Supplied passage section start
Deputy Prime Minister and Minister of Interior
- Incumbent
- Assumed office 17 January 2024
- Monarch: Mishal Al-Ahmad Al-Jaber Al-Sabah
- Prime Minister: Mohammad Sabah Al-Salem Al-Sabah Ahmad Al-Abdullah Al-Sabah
- Preceded by: Talal Khaled Al-Ahmad Al-Sabah

Minister of Defense
- In office 17 January 2024 – 4 February 2025
- Preceded by: Ahmed Al-Fahad Al-Ahmed Al-Sabah
- Succeeded by: Abdullah Ali Al-Abdullah Al-Salem Al-Sabah

Personal details
- Born: 1 May 1959 (age 66)
- Citizenship: Kuwait

= Fahad Yusuf Al-Sabah =

Kuwaiti Minister

Sheikh Fahad Yusuf Saud Al-Sabah (born 1959) is a former Kuwaiti military officer. He served as Deputy Prime Minister and Minister of Interior from January 17, 2024, and as Minister of Defense from January 17, 2024, until February 4, 2025.
Supplied passage section end
Information shown section start
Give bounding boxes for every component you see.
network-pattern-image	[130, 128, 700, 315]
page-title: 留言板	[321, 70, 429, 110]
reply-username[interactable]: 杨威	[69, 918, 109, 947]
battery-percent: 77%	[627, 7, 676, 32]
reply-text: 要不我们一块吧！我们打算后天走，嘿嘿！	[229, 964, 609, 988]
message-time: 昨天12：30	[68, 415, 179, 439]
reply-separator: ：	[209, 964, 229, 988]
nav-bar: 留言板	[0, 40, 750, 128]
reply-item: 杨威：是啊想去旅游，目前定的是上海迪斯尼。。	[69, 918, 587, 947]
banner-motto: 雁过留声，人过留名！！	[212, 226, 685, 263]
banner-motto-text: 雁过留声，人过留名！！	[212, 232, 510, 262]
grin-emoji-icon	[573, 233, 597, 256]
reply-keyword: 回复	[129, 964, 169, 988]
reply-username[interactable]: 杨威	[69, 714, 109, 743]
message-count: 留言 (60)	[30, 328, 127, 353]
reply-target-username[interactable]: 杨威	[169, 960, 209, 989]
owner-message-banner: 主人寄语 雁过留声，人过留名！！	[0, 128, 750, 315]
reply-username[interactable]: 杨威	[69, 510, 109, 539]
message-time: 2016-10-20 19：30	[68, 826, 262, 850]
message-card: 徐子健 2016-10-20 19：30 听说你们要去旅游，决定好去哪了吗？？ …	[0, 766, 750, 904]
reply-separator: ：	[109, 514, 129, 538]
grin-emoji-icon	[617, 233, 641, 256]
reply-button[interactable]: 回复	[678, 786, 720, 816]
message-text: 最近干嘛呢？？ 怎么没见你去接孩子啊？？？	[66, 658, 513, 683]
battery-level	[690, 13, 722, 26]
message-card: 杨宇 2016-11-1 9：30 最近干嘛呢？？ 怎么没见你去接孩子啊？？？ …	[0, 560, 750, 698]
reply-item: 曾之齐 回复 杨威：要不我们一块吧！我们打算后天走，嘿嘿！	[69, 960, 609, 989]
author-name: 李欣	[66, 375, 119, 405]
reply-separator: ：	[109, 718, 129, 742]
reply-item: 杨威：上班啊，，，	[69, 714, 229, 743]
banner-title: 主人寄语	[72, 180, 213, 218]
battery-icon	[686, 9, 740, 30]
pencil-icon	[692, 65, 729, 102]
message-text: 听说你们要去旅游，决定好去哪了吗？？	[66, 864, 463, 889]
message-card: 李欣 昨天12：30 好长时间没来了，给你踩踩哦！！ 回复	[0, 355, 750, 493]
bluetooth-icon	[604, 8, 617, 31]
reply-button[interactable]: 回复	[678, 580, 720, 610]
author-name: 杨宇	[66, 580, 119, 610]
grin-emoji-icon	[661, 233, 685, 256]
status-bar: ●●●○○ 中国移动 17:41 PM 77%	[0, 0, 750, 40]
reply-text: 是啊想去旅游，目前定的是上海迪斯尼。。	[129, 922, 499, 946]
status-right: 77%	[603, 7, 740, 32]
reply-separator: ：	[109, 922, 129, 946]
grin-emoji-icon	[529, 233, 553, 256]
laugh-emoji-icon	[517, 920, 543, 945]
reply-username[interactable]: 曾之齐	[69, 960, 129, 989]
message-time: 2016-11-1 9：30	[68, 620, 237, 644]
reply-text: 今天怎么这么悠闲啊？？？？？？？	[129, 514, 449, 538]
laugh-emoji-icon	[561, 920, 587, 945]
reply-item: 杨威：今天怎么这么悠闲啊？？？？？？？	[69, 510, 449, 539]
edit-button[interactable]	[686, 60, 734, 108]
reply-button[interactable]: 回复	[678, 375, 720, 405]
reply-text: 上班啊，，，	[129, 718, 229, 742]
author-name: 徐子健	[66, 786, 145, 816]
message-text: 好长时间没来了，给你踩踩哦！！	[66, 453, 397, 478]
Information shown section end
● **Task prompt**: Reproduce the portion of the Fahad Yusuf Al-Sabah profile between "- Citizenship: Kuwait" and "February 4, 2025.", inclusive. The data has no role here.

● **Reply to the exercise**:
- Citizenship: Kuwait

= Fahad Yusuf Al-Sabah =

Kuwaiti Minister

Sheikh Fahad Yusuf Saud Al-Sabah (born 1959) is a former Kuwaiti military officer. He served as Deputy Prime Minister and Minister of Interior from January 17, 2024, and as Minister of Defense from January 17, 2024, until February 4, 2025.